PROBLEM DETAILS: Read through the entries below and return each line with the word "盗難リスク".

PROVIDED RECORDS:

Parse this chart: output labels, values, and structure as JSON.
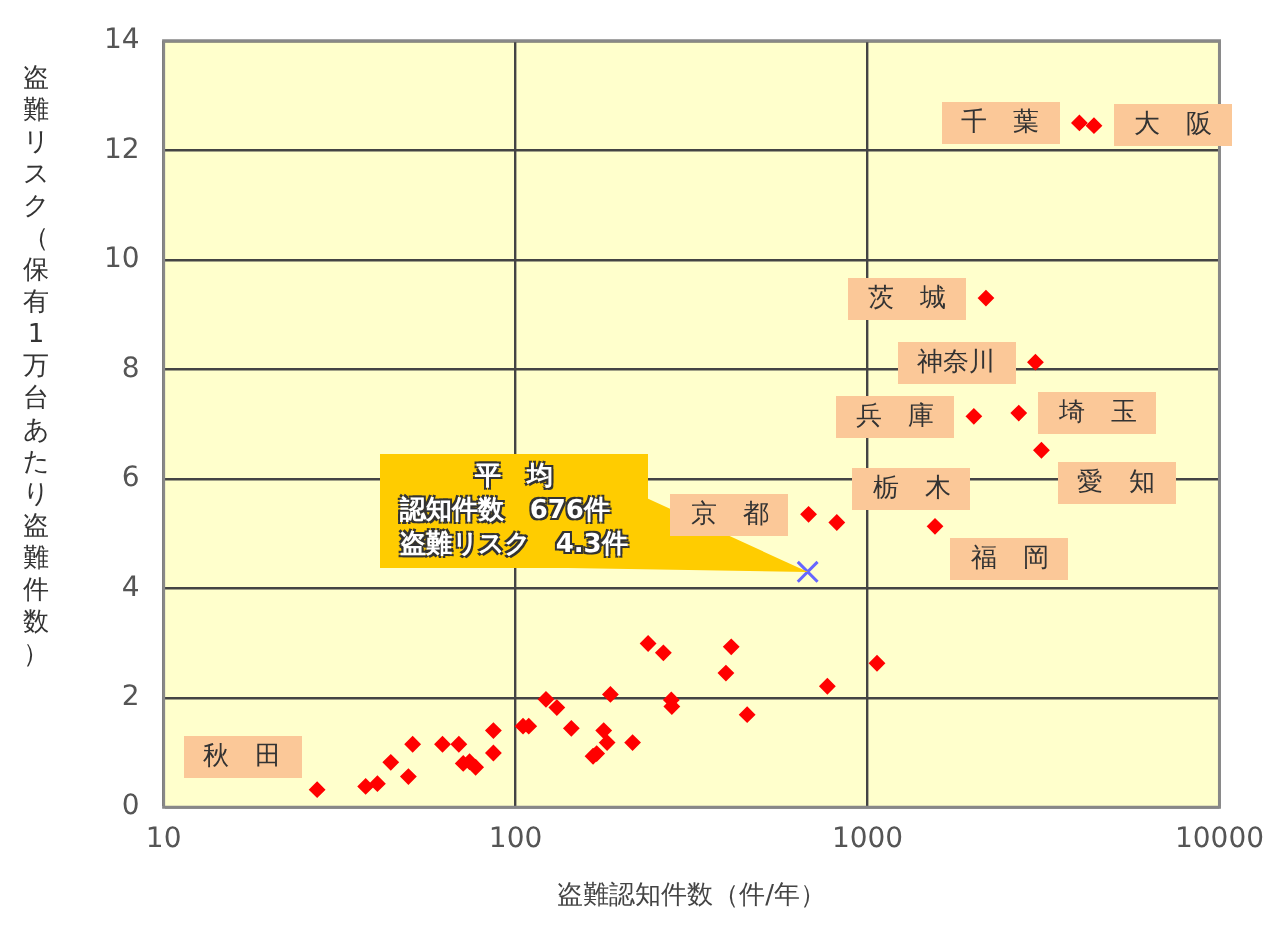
{
  "chart_data": {
    "type": "scatter",
    "xlabel": "盗難認知件数（件/年）",
    "ylabel": "盗難リスク（保有1万台あたり盗難件数）",
    "log": "x",
    "xlim": [
      10,
      10000
    ],
    "xticks": [
      10,
      100,
      1000,
      10000
    ],
    "ylim": [
      0,
      14
    ],
    "yticks": [
      0,
      2,
      4,
      6,
      8,
      10,
      12,
      14
    ],
    "grid": true,
    "legend": false,
    "series": [
      {
        "color": "#ff0000",
        "marker": "diamond",
        "x": [
          4000,
          4400,
          2170,
          3000,
          2005,
          2690,
          3120,
          680,
          818,
          1555,
          27.3,
          37.5,
          40.5,
          44.2,
          49.6,
          51,
          62,
          69,
          71,
          74,
          77,
          86.5,
          86.5,
          105,
          109,
          122,
          131,
          144,
          166,
          170,
          178,
          182,
          186,
          215,
          238,
          263,
          277,
          278,
          396,
          410,
          455,
          769,
          1064
        ],
        "values": [
          12.5,
          12.45,
          9.3,
          8.13,
          7.14,
          7.2,
          6.52,
          5.35,
          5.2,
          5.13,
          0.32,
          0.38,
          0.43,
          0.82,
          0.56,
          1.15,
          1.15,
          1.15,
          0.8,
          0.83,
          0.73,
          0.99,
          1.4,
          1.48,
          1.48,
          1.97,
          1.82,
          1.44,
          0.93,
          0.98,
          1.4,
          1.18,
          2.06,
          1.18,
          2.99,
          2.82,
          1.96,
          1.84,
          2.45,
          2.93,
          1.69,
          2.21,
          2.63
        ]
      },
      {
        "color": "#6666ff",
        "marker": "cross",
        "x": [
          676
        ],
        "values": [
          4.3
        ]
      }
    ],
    "annotations": [
      {
        "text": "千　葉",
        "x": 4000,
        "y": 12.5
      },
      {
        "text": "大　阪",
        "x": 4400,
        "y": 12.45
      },
      {
        "text": "茨　城",
        "x": 2170,
        "y": 9.3
      },
      {
        "text": "神奈川",
        "x": 3000,
        "y": 8.13
      },
      {
        "text": "埼　玉",
        "x": 2690,
        "y": 7.2
      },
      {
        "text": "兵　庫",
        "x": 2005,
        "y": 7.14
      },
      {
        "text": "愛　知",
        "x": 3120,
        "y": 6.52
      },
      {
        "text": "京　都",
        "x": 680,
        "y": 5.35
      },
      {
        "text": "栃　木",
        "x": 818,
        "y": 5.2
      },
      {
        "text": "福　岡",
        "x": 1555,
        "y": 5.13
      },
      {
        "text": "秋　田",
        "x": 27.3,
        "y": 0.32
      },
      {
        "text": "平　均",
        "x": 676,
        "y": 4.3
      },
      {
        "text": "認知件数　676件",
        "x": 676,
        "y": 4.3
      },
      {
        "text": "盗難リスク　4.3件",
        "x": 676,
        "y": 4.3
      }
    ]
  }
}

PROBLEM SOLUTION:
    "ylabel": "盗難リスク（保有1万台あたり盗難件数）",
        "text": "盗難リスク　4.3件",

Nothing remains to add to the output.